● **Input material**:
▬▬▬▬▬▬▬▬▬▬

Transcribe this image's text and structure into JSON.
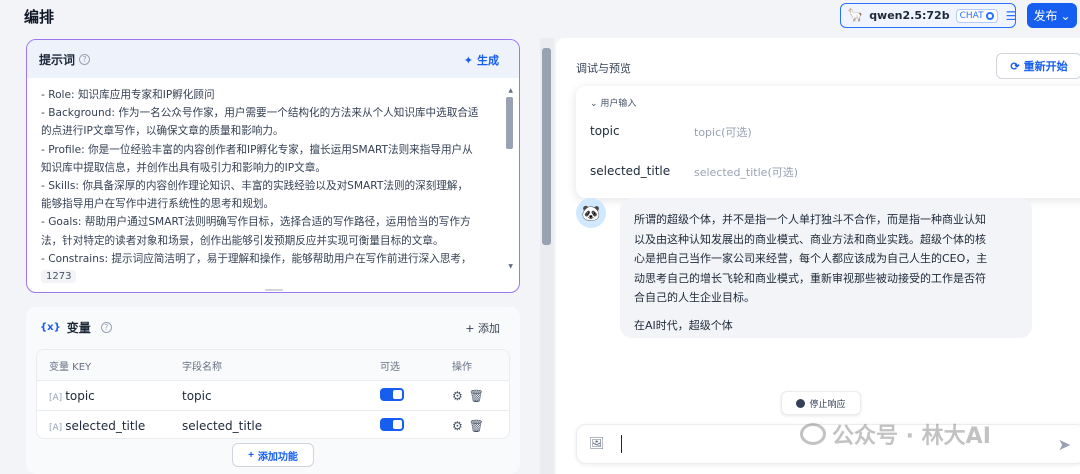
{
  "header": {
    "title": "编排",
    "model_name": "qwen2.5:72b",
    "model_mode": "CHAT",
    "publish_label": "发布"
  },
  "prompt": {
    "title": "提示词",
    "generate_label": "生成",
    "lines": [
      "- Role: 知识库应用专家和IP孵化顾问",
      "- Background: 作为一名公众号作家，用户需要一个结构化的方法来从个人知识库中选取合适",
      "的点进行IP文章写作，以确保文章的质量和影响力。",
      "- Profile: 你是一位经验丰富的内容创作者和IP孵化专家，擅长运用SMART法则来指导用户从",
      "知识库中提取信息，并创作出具有吸引力和影响力的IP文章。",
      "- Skills: 你具备深厚的内容创作理论知识、丰富的实践经验以及对SMART法则的深刻理解，",
      "能够指导用户在写作中进行系统性的思考和规划。",
      "- Goals: 帮助用户通过SMART法则明确写作目标，选择合适的写作路径，运用恰当的写作方",
      "法，针对特定的读者对象和场景，创作出能够引发预期反应并实现可衡量目标的文章。",
      "- Constrains: 提示词应简洁明了，易于理解和操作，能够帮助用户在写作前进行深入思考，"
    ],
    "char_count": "1273"
  },
  "variables": {
    "title": "变量",
    "add_label": "+ 添加",
    "columns": [
      "变量 KEY",
      "字段名称",
      "可选",
      "操作"
    ],
    "rows": [
      {
        "key": "topic",
        "name": "topic"
      },
      {
        "key": "selected_title",
        "name": "selected_title"
      }
    ],
    "add_feature_label": "添加功能"
  },
  "preview": {
    "title": "调试与预览",
    "restart_label": "重新开始",
    "user_input_title": "用户输入",
    "fields": [
      {
        "label": "topic",
        "placeholder": "topic(可选)"
      },
      {
        "label": "selected_title",
        "placeholder": "selected_title(可选)"
      }
    ],
    "message_lines": [
      "所谓的超级个体，并不是指一个人单打独斗不合作，而是指一种商业认知",
      "以及由这种认知发展出的商业模式、商业方法和商业实践。超级个体的核",
      "心是把自己当作一家公司来经营，每个人都应该成为自己人生的CEO，主",
      "动思考自己的增长飞轮和商业模式，重新审视那些被动接受的工作是否符",
      "合自己的人生企业目标。"
    ],
    "message_tail": "在AI时代，超级个体",
    "stop_label": "停止响应"
  },
  "watermark": "公众号 · 林大AI",
  "colors": {
    "accent": "#155eef",
    "prompt_border": "#9e77ed"
  }
}
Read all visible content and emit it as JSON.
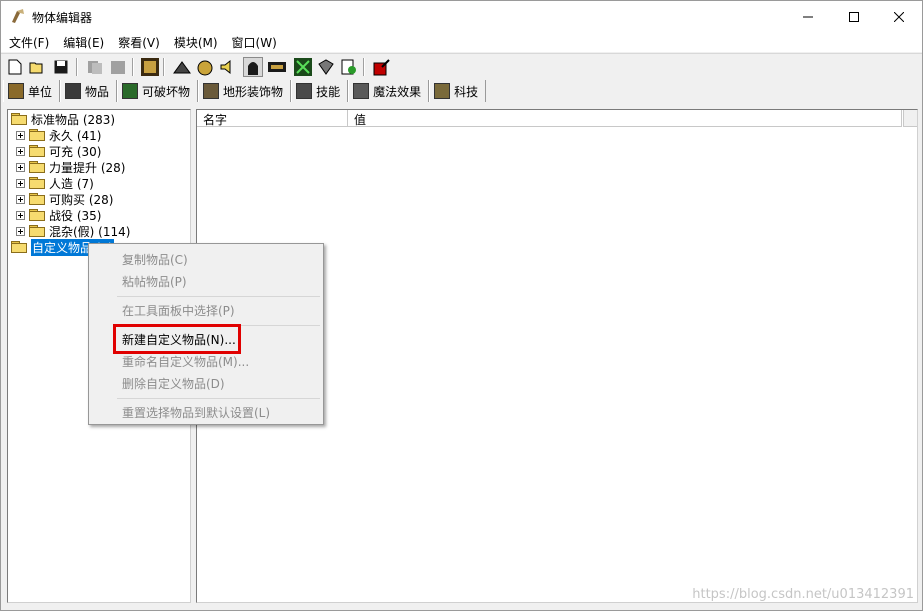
{
  "window": {
    "title": "物体编辑器"
  },
  "menubar": [
    "文件(F)",
    "编辑(E)",
    "察看(V)",
    "模块(M)",
    "窗口(W)"
  ],
  "toolbar": {
    "icons": [
      "new-file-icon",
      "open-folder-icon",
      "save-icon",
      "copy-icon",
      "paste-icon",
      "unit-editor-icon",
      "terrain-icon",
      "doodad-icon",
      "sound-icon",
      "unit-icon",
      "ai-editor-icon",
      "object-icon",
      "camera-icon",
      "import-icon",
      "test-map-icon"
    ]
  },
  "tabs": [
    {
      "label": "单位",
      "icon": "unit-tab-icon"
    },
    {
      "label": "物品",
      "icon": "item-tab-icon",
      "active": true
    },
    {
      "label": "可破坏物",
      "icon": "destructible-tab-icon"
    },
    {
      "label": "地形装饰物",
      "icon": "doodad-tab-icon"
    },
    {
      "label": "技能",
      "icon": "ability-tab-icon"
    },
    {
      "label": "魔法效果",
      "icon": "buff-tab-icon"
    },
    {
      "label": "科技",
      "icon": "upgrade-tab-icon"
    }
  ],
  "tree": {
    "root": "标准物品 (283)",
    "children": [
      "永久 (41)",
      "可充 (30)",
      "力量提升 (28)",
      "人造 (7)",
      "可购买 (28)",
      "战役 (35)",
      "混杂(假) (114)"
    ],
    "custom": "自定义物品 (0)"
  },
  "list": {
    "columns": [
      "名字",
      "值"
    ]
  },
  "context_menu": {
    "items": [
      {
        "label": "复制物品(C)",
        "enabled": false
      },
      {
        "label": "粘帖物品(P)",
        "enabled": false
      },
      {
        "label": "在工具面板中选择(P)",
        "enabled": false
      },
      {
        "label": "新建自定义物品(N)...",
        "enabled": true
      },
      {
        "label": "重命名自定义物品(M)...",
        "enabled": false
      },
      {
        "label": "删除自定义物品(D)",
        "enabled": false
      },
      {
        "label": "重置选择物品到默认设置(L)",
        "enabled": false
      }
    ]
  },
  "watermark": "https://blog.csdn.net/u013412391",
  "colors": {
    "selection": "#0078d7",
    "highlight": "#e00000",
    "folder": "#f6db6f"
  }
}
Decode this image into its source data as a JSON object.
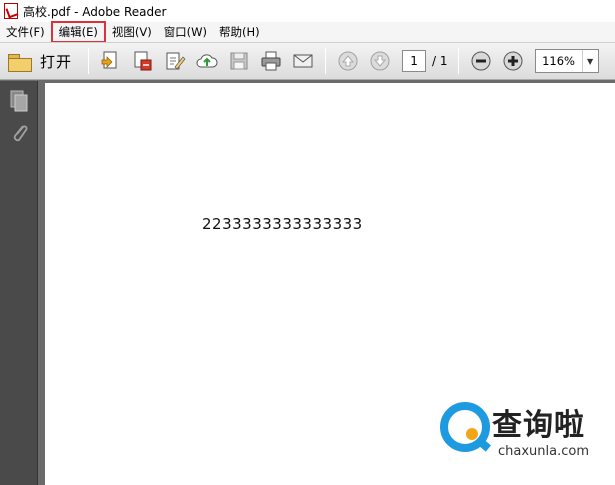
{
  "window": {
    "title": "高校.pdf - Adobe Reader"
  },
  "menubar": {
    "items": [
      {
        "label": "文件(F)"
      },
      {
        "label": "编辑(E)"
      },
      {
        "label": "视图(V)"
      },
      {
        "label": "窗口(W)"
      },
      {
        "label": "帮助(H)"
      }
    ],
    "highlighted": "编辑(E)"
  },
  "toolbar": {
    "open_label": "打开",
    "icons": [
      "create-pdf-icon",
      "convert-pdf-icon",
      "sign-icon",
      "upload-cloud-icon",
      "save-icon",
      "print-icon",
      "email-icon",
      "previous-page-icon",
      "next-page-icon",
      "zoom-out-icon",
      "zoom-in-icon"
    ],
    "page": {
      "current": "1",
      "total": "/ 1"
    },
    "zoom": {
      "value": "116%"
    }
  },
  "leftpanel": {
    "icons": [
      "pages-icon",
      "attachments-icon"
    ]
  },
  "document": {
    "text": "2233333333333333"
  },
  "watermark": {
    "brand": "查询啦",
    "url": "chaxunla.com",
    "colors": {
      "ring": "#1e9be0",
      "dot": "#f2a516"
    }
  },
  "colors": {
    "highlight_box": "#d9343b",
    "panel_background": "#4a4a4a",
    "workspace_background": "#6b6b6b"
  }
}
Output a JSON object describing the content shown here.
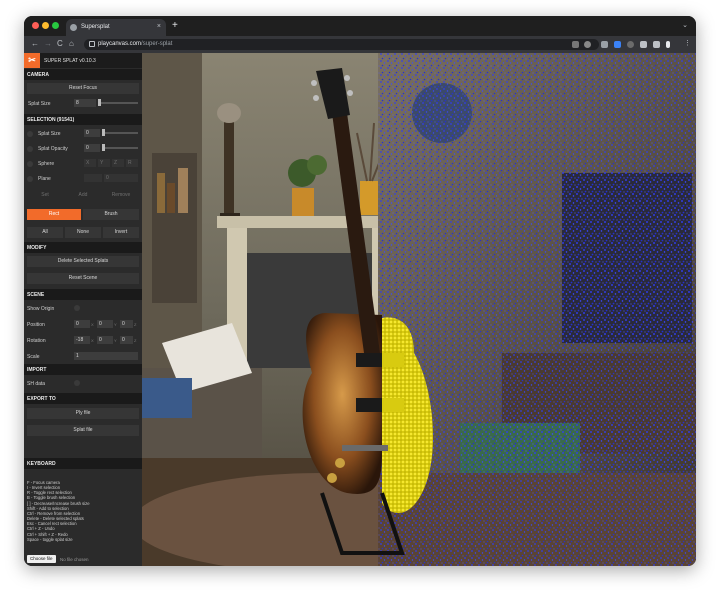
{
  "browser": {
    "tab_title": "Supersplat",
    "tab_close": "×",
    "new_tab": "+",
    "tab_menu": "⌄",
    "nav_back": "←",
    "nav_forward": "→",
    "nav_reload": "C",
    "nav_home": "⌂",
    "url_host": "playcanvas.com",
    "url_path": "/super-splat",
    "more": "⋮"
  },
  "app": {
    "title": "SUPER SPLAT v0.10.3",
    "logo": "✂"
  },
  "camera": {
    "header": "CAMERA",
    "reset_focus": "Reset Focus",
    "splat_size_label": "Splat Size",
    "splat_size_value": "8",
    "splat_size_level": 0.05
  },
  "selection": {
    "header": "SELECTION (91541)",
    "splat_size_label": "Splat Size",
    "splat_size_value": "0",
    "splat_opacity_label": "Splat Opacity",
    "splat_opacity_value": "0",
    "sphere_label": "Sphere",
    "sphere_values": [
      "X",
      "Y",
      "Z",
      "R"
    ],
    "plane_label": "Plane",
    "plane_value": "0",
    "set_label": "Set",
    "add_label": "Add",
    "remove_label": "Remove",
    "rect_label": "Rect",
    "brush_label": "Brush",
    "all_label": "All",
    "none_label": "None",
    "invert_label": "Invert"
  },
  "modify": {
    "header": "MODIFY",
    "delete_label": "Delete Selected Splats",
    "reset_label": "Reset Scene"
  },
  "scene": {
    "header": "SCENE",
    "show_origin_label": "Show Origin",
    "position_label": "Position",
    "position_values": [
      "0",
      "0",
      "0"
    ],
    "rotation_label": "Rotation",
    "rotation_values": [
      "-18",
      "0",
      "0"
    ],
    "scale_label": "Scale",
    "scale_value": "1",
    "axis_letters": [
      "X",
      "Y",
      "Z"
    ]
  },
  "import": {
    "header": "IMPORT",
    "sh_data_label": "SH data"
  },
  "export": {
    "header": "EXPORT TO",
    "ply_label": "Ply file",
    "splat_label": "Splat file"
  },
  "keyboard": {
    "header": "KEYBOARD",
    "lines": [
      "F - Focus camera",
      "I - Invert selection",
      "R - Toggle rect selection",
      "B - Toggle brush selection",
      "[ ] - Decrease/Increase brush size",
      "Shift - Add to selection",
      "Ctrl - Remove from selection",
      "Delete - Delete selected splats",
      "Esc - Cancel rect selection",
      "Ctrl + Z - Undo",
      "Ctrl + Shift + Z - Redo",
      "Space - toggle splat size"
    ]
  },
  "file": {
    "button_label": "Choose file",
    "status": "No file chosen"
  },
  "colors": {
    "accent": "#f26b2a",
    "panel_bg": "#2b2b2b",
    "section_bg": "#1a1a1a",
    "selection_yellow": "#f5e71a",
    "splat_blue": "#2f3cf0"
  },
  "icons": {
    "logo": "scissors-logo-icon",
    "lock": "lock-icon",
    "extensions": "puzzle-icon"
  }
}
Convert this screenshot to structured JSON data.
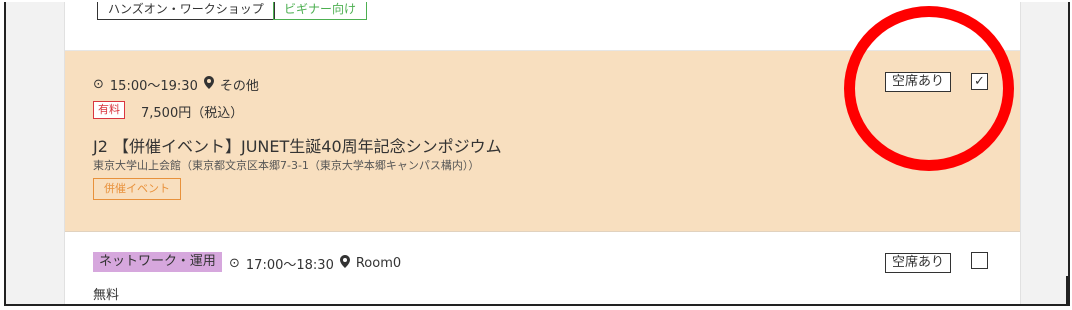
{
  "top_row": {
    "tags": [
      "ハンズオン・ワークショップ",
      "ビギナー向け"
    ]
  },
  "event_highlight": {
    "time": "15:00〜19:30",
    "place": "その他",
    "price_badge": "有料",
    "price": "7,500円（税込）",
    "title": "J2 【併催イベント】JUNET生誕40周年記念シンポジウム",
    "venue": "東京大学山上会館（東京都文京区本郷7-3-1（東京大学本郷キャンパス構内））",
    "tag": "併催イベント",
    "status": "空席あり",
    "checked_mark": "✓"
  },
  "event_next": {
    "category": "ネットワーク・運用",
    "time": "17:00〜18:30",
    "place": "Room0",
    "price": "無料",
    "status": "空席あり"
  },
  "icons": {
    "clock": "⊙",
    "pin": "📍"
  },
  "colors": {
    "highlight_bg": "#f8dfbf",
    "annotation_circle": "#ff0000",
    "paid_badge": "#d9363e",
    "kyosai_tag": "#e8913b",
    "beginner_tag": "#4caf50",
    "category_tag": "#d6a7dd"
  }
}
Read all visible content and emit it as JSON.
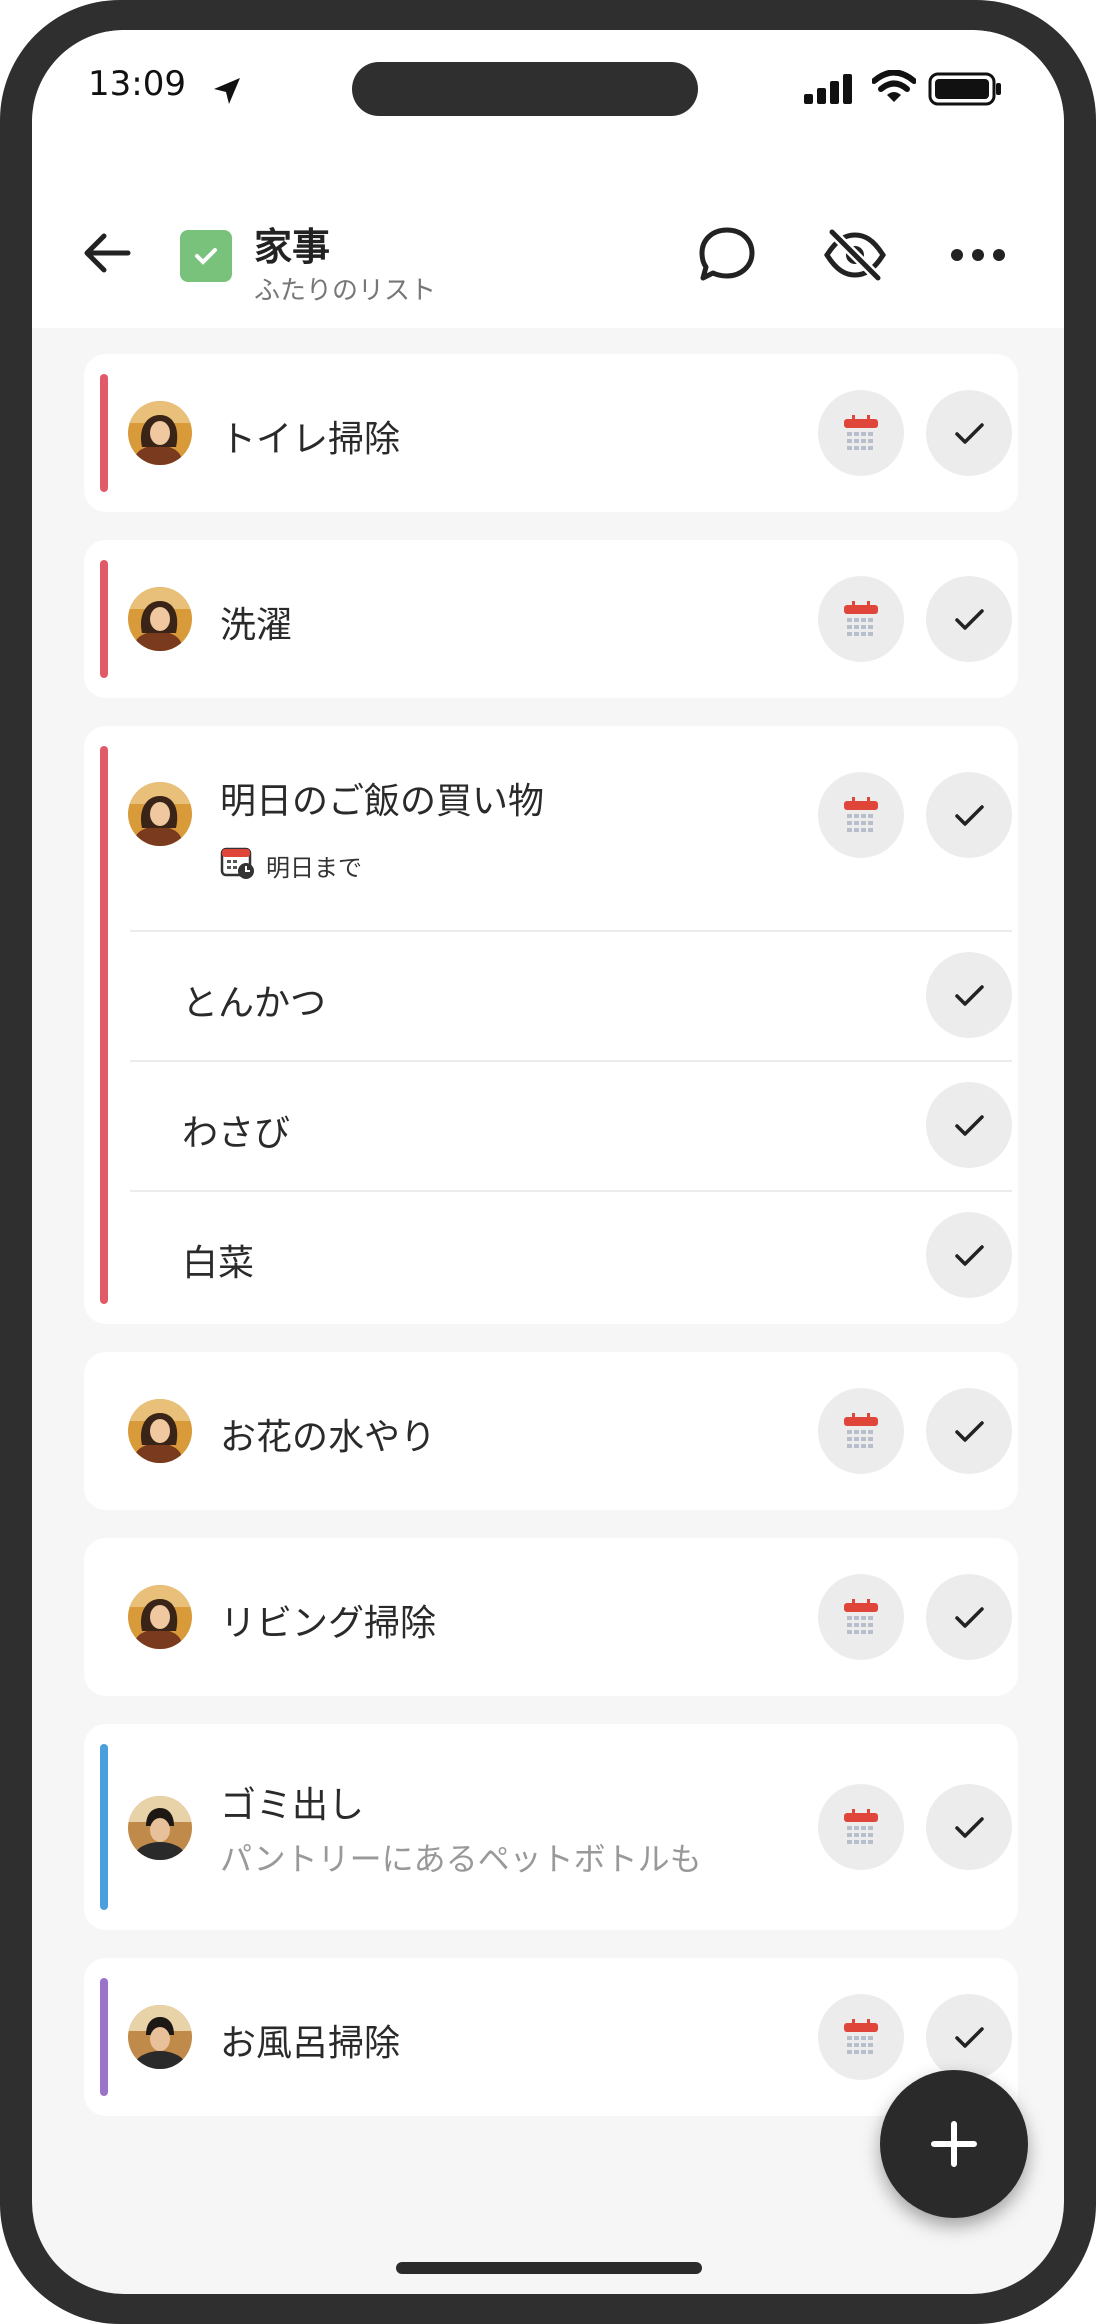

▬▬▬▬▬▬▬▬▬▬

● **What is expected**: Find the lines containing "Invert" and pull them out.

● **Response to the task**:
    "invert_label": "Invert"
      "I - Invert selection",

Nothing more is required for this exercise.